Return each line of the data below verbatim; pictures are to be left out.

((

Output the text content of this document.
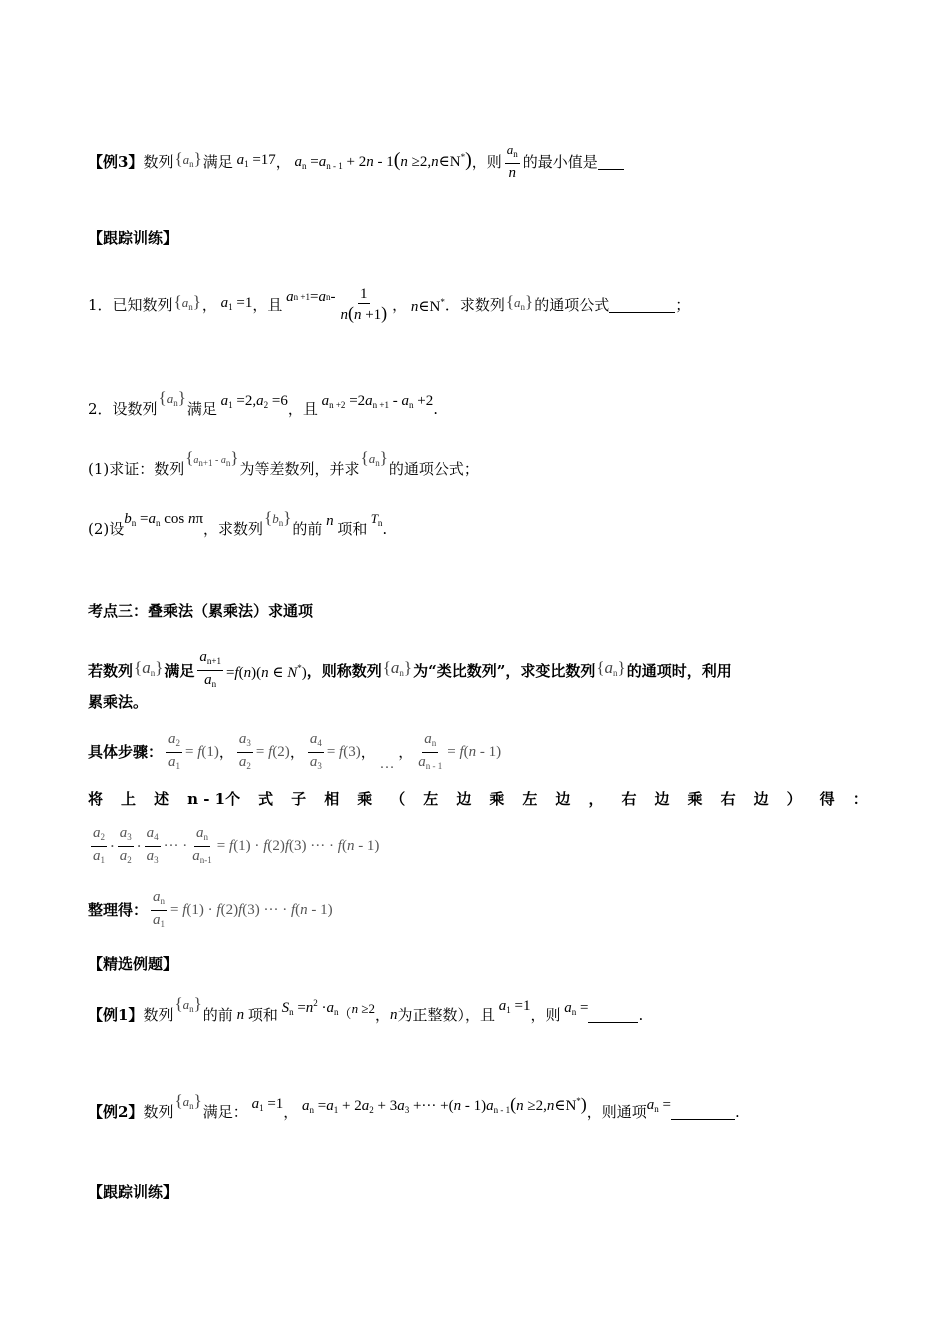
【例3】 数列 $\{a_n\}$ 满足 $a_1 =17$ ， $a_n =a_{n - 1} + 2n - 1(n$ ≥2,n∈N*) ，则 $\frac{a_n}{n}$ 的最小值是
【跟踪训练】
1．已知数列 $\{a_n\}$ ， $a_1 =1$ ，且 a n +1 = a n - $\frac{1}{n(n +1)}$ ， n∈N* ．求数列 $\{a_n\}$ 的通项公式	；
2．设数列
$\{a_n\}$
满足 $a_1 =2,a_2 =6$ ，且 $a_{n +2} =2a_{n +1} - a_n +2$ .
(1)求证：数列
$\{a_{n+1} - a_n\}$
为等差数列，并求
$\{a_n\}$
的通项公式；
(2)设
$b_n =a_n$ cos nπ
，求数列
$\{b_n\}$
的前 n 项和
$T_n$ .
考点三：叠乘法（累乘法）求通项
若数列 $\{a_n\}$ 满足 $\frac{a_{n+1}}{a_n} =f(n)(n$ ∈ N*) ，则称数列 $\{a_n\}$ 为“类比数列”，求变比数列 $\{a_n\}$ 的通项时，利用
累乘法。
具体步骤： $\frac{a_2}{a_1} = f(1)$ ， $\frac{a_3}{a_2} = f(2)$ ， $\frac{a_4}{a_3} = f(3)$ ，
…
， $\frac{a_n}{a_{n - 1}} = f(n - 1)$
将 上 述 n - 1个 式 子 相 乘 （ 左 边 乘 左 边 ， 右 边 乘 右 边 ） 得 ：
$\frac{a_2}{a_1} \cdot \frac{a_3}{a_2} \cdot \frac{a_4}{a_3}$ ··· · $\frac{a_n}{a_{n-1}} = f(1) \cdot f(2)f(3)$ ··· · f(n - 1)
整理得： $\frac{a_n}{a_1} = f(1) \cdot f(2)f(3)$ ··· · f(n - 1)
【精选例题】
【例1】 数列
$\{a_n\}$
的前 n 项和 $S_n =n^2 \cdot a_n$ （ n ≥2 ， n 为正整数），且 $a_1 =1$ ，则 $a_n$ =	.
【例2】 数列
$\{a_n\}$
满足： $a_1 =1$ ， $a_n =a_1 + 2a_2 + 3a_3$ +··· $+(n - 1)a_{n - 1}(n$ ≥2,n∈N*) ，则通项 $a_n$ =	.
【跟踪训练】
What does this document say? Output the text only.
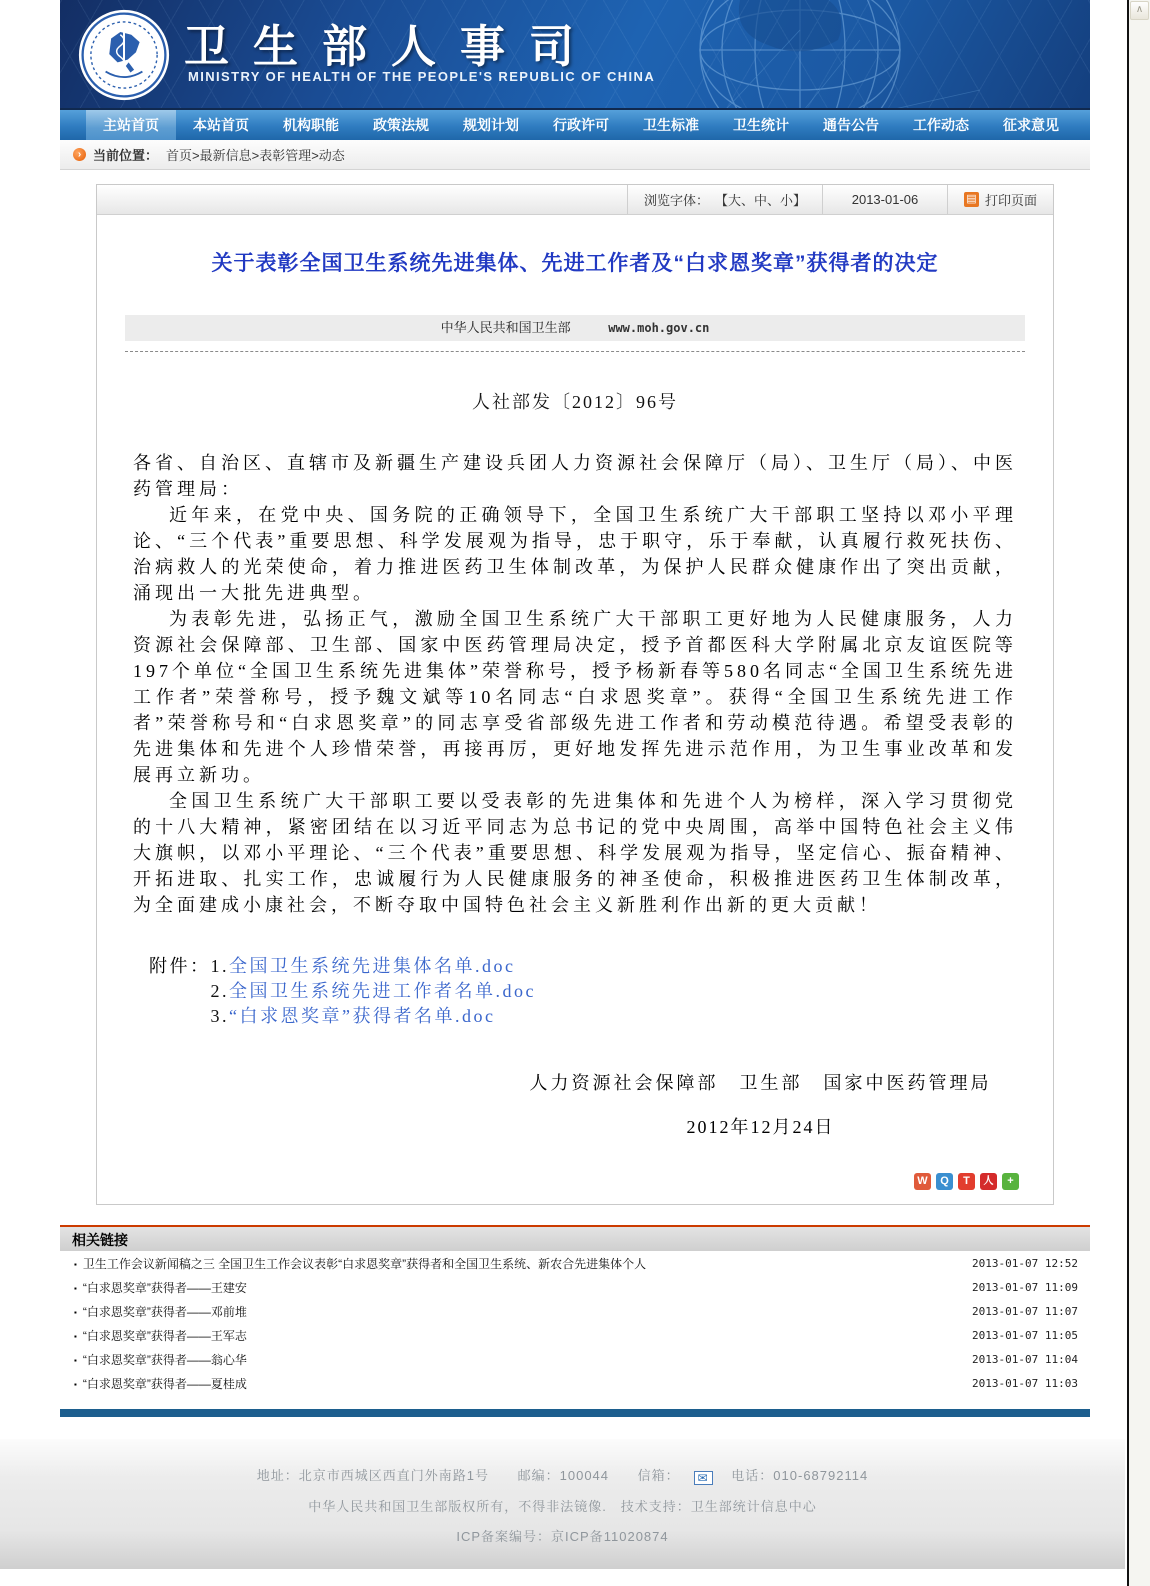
卫生部人事司
MINISTRY OF HEALTH OF THE PEOPLE'S REPUBLIC OF CHINA
主站首页	本站首页	机构职能	政策法规	规划计划	行政许可	卫生标准	卫生统计	通告公告	工作动态	征求意见
›
当前位置： 首页>最新信息>表彰管理>动态
浏览字体： 【大、中、小】	2013-01-06 ▤	打印页面
关于表彰全国卫生系统先进集体、先进工作者及“白求恩奖章”获得者的决定
中华人民共和国卫生部	www.moh.gov.cn
人社部发〔2012〕96号

各省、自治区、直辖市及新疆生产建设兵团人力资源社会保障厅（局）、卫生厅（局）、中医药管理局：

近年来，在党中央、国务院的正确领导下，全国卫生系统广大干部职工坚持以邓小平理论、“三个代表”重要思想、科学发展观为指导，忠于职守，乐于奉献，认真履行救死扶伤、治病救人的光荣使命，着力推进医药卫生体制改革，为保护人民群众健康作出了突出贡献，涌现出一大批先进典型。

为表彰先进，弘扬正气，激励全国卫生系统广大干部职工更好地为人民健康服务，人力资源社会保障部、卫生部、国家中医药管理局决定，授予首都医科大学附属北京友谊医院等197个单位“全国卫生系统先进集体”荣誉称号，授予杨新春等580名同志“全国卫生系统先进工作者”荣誉称号，授予魏文斌等10名同志“白求恩奖章”。获得“全国卫生系统先进工作者”荣誉称号和“白求恩奖章”的同志享受省部级先进工作者和劳动模范待遇。希望受表彰的先进集体和先进个人珍惜荣誉，再接再厉，更好地发挥先进示范作用，为卫生事业改革和发展再立新功。

全国卫生系统广大干部职工要以受表彰的先进集体和先进个人为榜样，深入学习贯彻党的十八大精神，紧密团结在以习近平同志为总书记的党中央周围，高举中国特色社会主义伟大旗帜，以邓小平理论、“三个代表”重要思想、科学发展观为指导，坚定信心、振奋精神、开拓进取、扎实工作，忠诚履行为人民健康服务的神圣使命，积极推进医药卫生体制改革，为全面建成小康社会，不断夺取中国特色社会主义新胜利作出新的更大贡献！

附件： 1. 全国卫生系统先进集体名单.doc
2. 全国卫生系统先进工作者名单.doc
3. “白求恩奖章”获得者名单.doc
人力资源社会保障部　卫生部　国家中医药管理局
2012年12月24日
W
Q
T
人
+
相关链接
▪ 卫生工作会议新闻稿之三 全国卫生工作会议表彰“白求恩奖章”获得者和全国卫生系统、新农合先进集体个人	2013-01-07 12:52
▪ “白求恩奖章”获得者——王建安	2013-01-07 11:09
▪ “白求恩奖章”获得者——邓前堆	2013-01-07 11:07
▪ “白求恩奖章”获得者——王军志	2013-01-07 11:05
▪ “白求恩奖章”获得者——翁心华	2013-01-07 11:04
▪ “白求恩奖章”获得者——夏桂成	2013-01-07 11:03
地址：北京市西城区西直门外南路1号 邮编：100044 信箱： ✉	电话：010-68792114
中华人民共和国卫生部版权所有，不得非法镜像.　技术支持：卫生部统计信息中心
ICP备案编号：京ICP备11020874
∧
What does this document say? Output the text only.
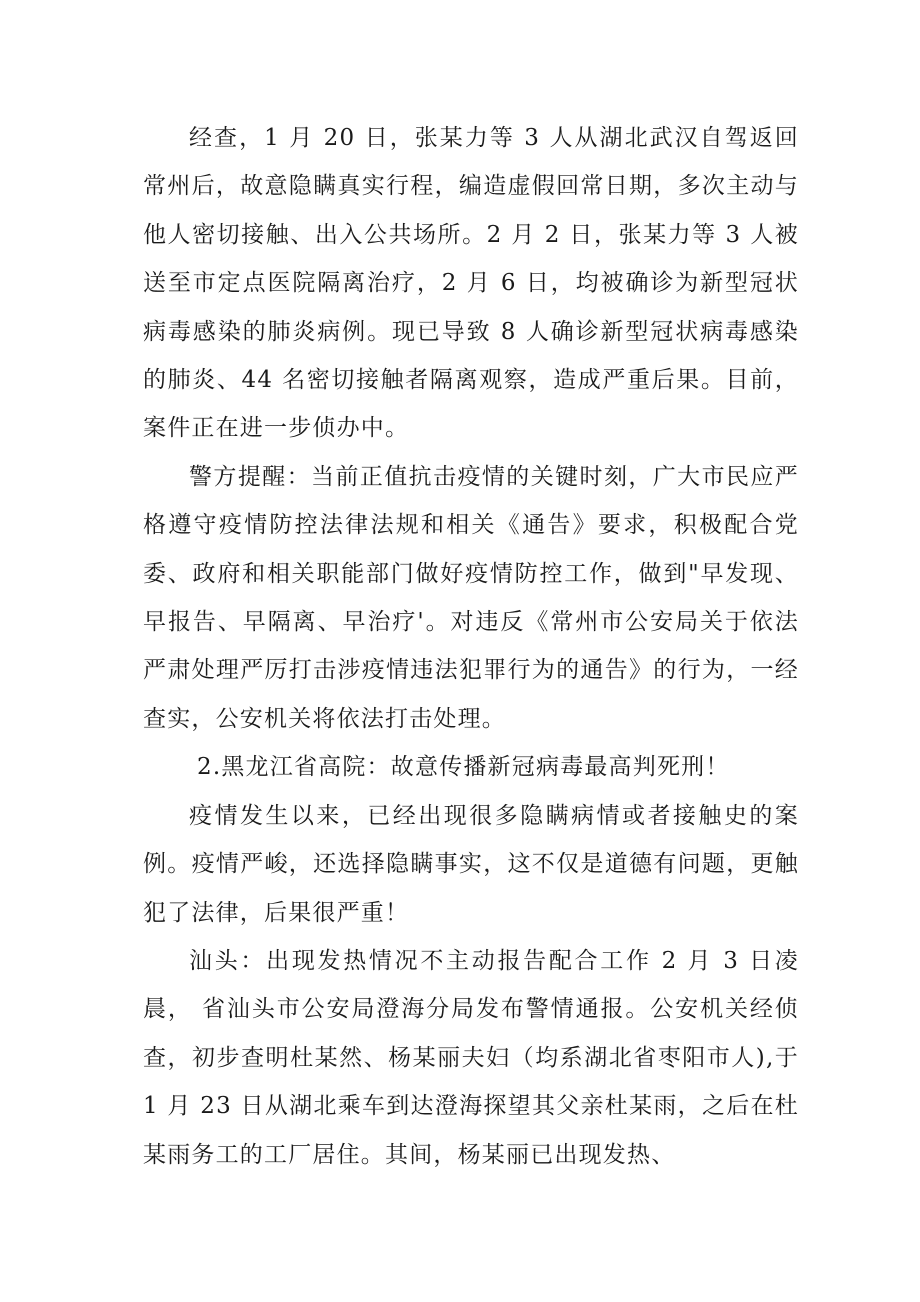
经查，1 月 20 日，张某力等 3 人从湖北武汉自驾返回常州后，故意隐瞒真实行程，编造虚假回常日期，多次主动与他人密切接触、出入公共场所。2 月 2 日，张某力等 3 人被送至市定点医院隔离治疗，2 月 6 日，均被确诊为新型冠状病毒感染的肺炎病例。现已导致 8 人确诊新型冠状病毒感染的肺炎、44 名密切接触者隔离观察，造成严重后果。目前，案件正在进一步侦办中。

警方提醒：当前正值抗击疫情的关键时刻，广大市民应严格遵守疫情防控法律法规和相关《通告》要求，积极配合党委、政府和相关职能部门做好疫情防控工作，做到"早发现、早报告、早隔离、早治疗'。对违反《常州市公安局关于依法严肃处理严厉打击涉疫情违法犯罪行为的通告》的行为，一经查实，公安机关将依法打击处理。

2.黑龙江省高院：故意传播新冠病毒最高判死刑！

疫情发生以来，已经出现很多隐瞒病情或者接触史的案例。疫情严峻，还选择隐瞒事实，这不仅是道德有问题，更触犯了法律，后果很严重！

汕头：出现发热情况不主动报告配合工作 2 月 3 日凌晨， 省汕头市公安局澄海分局发布警情通报。公安机关经侦查，初步查明杜某然、杨某丽夫妇（均系湖北省枣阳市人),于 1 月 23 日从湖北乘车到达澄海探望其父亲杜某雨，之后在杜某雨务工的工厂居住。其间，杨某丽已出现发热、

))

FULL SOLUTION:
Output the text content of this document.
【例3】 数列 $\{a_n\}$ 满足 $a_1 =17$ ， $a_n =a_{n - 1} + 2n - 1(n$ ≥2,n∈N*) ，则 $\frac{a_n}{n}$ 的最小值是
【跟踪训练】
1．已知数列 $\{a_n\}$ ， $a_1 =1$ ，且 a n +1 = a n - $\frac{1}{n(n +1)}$ ， n∈N* ．求数列 $\{a_n\}$ 的通项公式	；
2．设数列
$\{a_n\}$
满足 $a_1 =2,a_2 =6$ ，且 $a_{n +2} =2a_{n +1} - a_n +2$ .
(1)求证：数列
$\{a_{n+1} - a_n\}$
为等差数列，并求
$\{a_n\}$
的通项公式；
(2)设
$b_n =a_n$ cos nπ
，求数列
$\{b_n\}$
的前 n 项和
$T_n$ .
考点三：叠乘法（累乘法）求通项
若数列 $\{a_n\}$ 满足 $\frac{a_{n+1}}{a_n} =f(n)(n$ ∈ N*) ，则称数列 $\{a_n\}$ 为“类比数列”，求变比数列 $\{a_n\}$ 的通项时，利用
累乘法。
具体步骤： $\frac{a_2}{a_1} = f(1)$ ， $\frac{a_3}{a_2} = f(2)$ ， $\frac{a_4}{a_3} = f(3)$ ，
…
， $\frac{a_n}{a_{n - 1}} = f(n - 1)$
将 上 述 n - 1个 式 子 相 乘 （ 左 边 乘 左 边 ， 右 边 乘 右 边 ） 得 ：
$\frac{a_2}{a_1} \cdot \frac{a_3}{a_2} \cdot \frac{a_4}{a_3}$ ··· · $\frac{a_n}{a_{n-1}} = f(1) \cdot f(2)f(3)$ ··· · f(n - 1)
整理得： $\frac{a_n}{a_1} = f(1) \cdot f(2)f(3)$ ··· · f(n - 1)
【精选例题】
【例1】 数列
$\{a_n\}$
的前 n 项和 $S_n =n^2 \cdot a_n$ （ n ≥2 ， n 为正整数），且 $a_1 =1$ ，则 $a_n$ =	.
【例2】 数列
$\{a_n\}$
满足： $a_1 =1$ ， $a_n =a_1 + 2a_2 + 3a_3$ +··· $+(n - 1)a_{n - 1}(n$ ≥2,n∈N*) ，则通项 $a_n$ =	.
【跟踪训练】
What does this document say? Output the text only.
卫生部人事司
MINISTRY OF HEALTH OF THE PEOPLE'S REPUBLIC OF CHINA
主站首页	本站首页	机构职能	政策法规	规划计划	行政许可	卫生标准	卫生统计	通告公告	工作动态	征求意见
›
当前位置： 首页>最新信息>表彰管理>动态
浏览字体： 【大、中、小】	2013-01-06 ▤	打印页面
关于表彰全国卫生系统先进集体、先进工作者及“白求恩奖章”获得者的决定
中华人民共和国卫生部	www.moh.gov.cn
人社部发〔2012〕96号

各省、自治区、直辖市及新疆生产建设兵团人力资源社会保障厅（局）、卫生厅（局）、中医药管理局：

近年来，在党中央、国务院的正确领导下，全国卫生系统广大干部职工坚持以邓小平理论、“三个代表”重要思想、科学发展观为指导，忠于职守，乐于奉献，认真履行救死扶伤、治病救人的光荣使命，着力推进医药卫生体制改革，为保护人民群众健康作出了突出贡献，涌现出一大批先进典型。

为表彰先进，弘扬正气，激励全国卫生系统广大干部职工更好地为人民健康服务，人力资源社会保障部、卫生部、国家中医药管理局决定，授予首都医科大学附属北京友谊医院等197个单位“全国卫生系统先进集体”荣誉称号，授予杨新春等580名同志“全国卫生系统先进工作者”荣誉称号，授予魏文斌等10名同志“白求恩奖章”。获得“全国卫生系统先进工作者”荣誉称号和“白求恩奖章”的同志享受省部级先进工作者和劳动模范待遇。希望受表彰的先进集体和先进个人珍惜荣誉，再接再厉，更好地发挥先进示范作用，为卫生事业改革和发展再立新功。

全国卫生系统广大干部职工要以受表彰的先进集体和先进个人为榜样，深入学习贯彻党的十八大精神，紧密团结在以习近平同志为总书记的党中央周围，高举中国特色社会主义伟大旗帜，以邓小平理论、“三个代表”重要思想、科学发展观为指导，坚定信心、振奋精神、开拓进取、扎实工作，忠诚履行为人民健康服务的神圣使命，积极推进医药卫生体制改革，为全面建成小康社会，不断夺取中国特色社会主义新胜利作出新的更大贡献！

附件： 1. 全国卫生系统先进集体名单.doc
2. 全国卫生系统先进工作者名单.doc
3. “白求恩奖章”获得者名单.doc
人力资源社会保障部　卫生部　国家中医药管理局
2012年12月24日
W
Q
T
人
+
相关链接
▪ 卫生工作会议新闻稿之三 全国卫生工作会议表彰“白求恩奖章”获得者和全国卫生系统、新农合先进集体个人	2013-01-07 12:52
▪ “白求恩奖章”获得者——王建安	2013-01-07 11:09
▪ “白求恩奖章”获得者——邓前堆	2013-01-07 11:07
▪ “白求恩奖章”获得者——王军志	2013-01-07 11:05
▪ “白求恩奖章”获得者——翁心华	2013-01-07 11:04
▪ “白求恩奖章”获得者——夏桂成	2013-01-07 11:03
地址：北京市西城区西直门外南路1号 邮编：100044 信箱： ✉	电话：010-68792114
中华人民共和国卫生部版权所有，不得非法镜像.　技术支持：卫生部统计信息中心
ICP备案编号：京ICP备11020874
∧
What does this document say? Output the text only.
经查，1 月 20 日，张某力等 3 人从湖北武汉自驾返回常州后，故意隐瞒真实行程，编造虚假回常日期，多次主动与他人密切接触、出入公共场所。2 月 2 日，张某力等 3 人被送至市定点医院隔离治疗，2 月 6 日，均被确诊为新型冠状病毒感染的肺炎病例。现已导致 8 人确诊新型冠状病毒感染的肺炎、44 名密切接触者隔离观察，造成严重后果。目前，案件正在进一步侦办中。

警方提醒：当前正值抗击疫情的关键时刻，广大市民应严格遵守疫情防控法律法规和相关《通告》要求，积极配合党委、政府和相关职能部门做好疫情防控工作，做到"早发现、早报告、早隔离、早治疗'。对违反《常州市公安局关于依法严肃处理严厉打击涉疫情违法犯罪行为的通告》的行为，一经查实，公安机关将依法打击处理。

2.黑龙江省高院：故意传播新冠病毒最高判死刑！

疫情发生以来，已经出现很多隐瞒病情或者接触史的案例。疫情严峻，还选择隐瞒事实，这不仅是道德有问题，更触犯了法律，后果很严重！

汕头：出现发热情况不主动报告配合工作 2 月 3 日凌晨， 省汕头市公安局澄海分局发布警情通报。公安机关经侦查，初步查明杜某然、杨某丽夫妇（均系湖北省枣阳市人),于 1 月 23 日从湖北乘车到达澄海探望其父亲杜某雨，之后在杜某雨务工的工厂居住。其间，杨某丽已出现发热、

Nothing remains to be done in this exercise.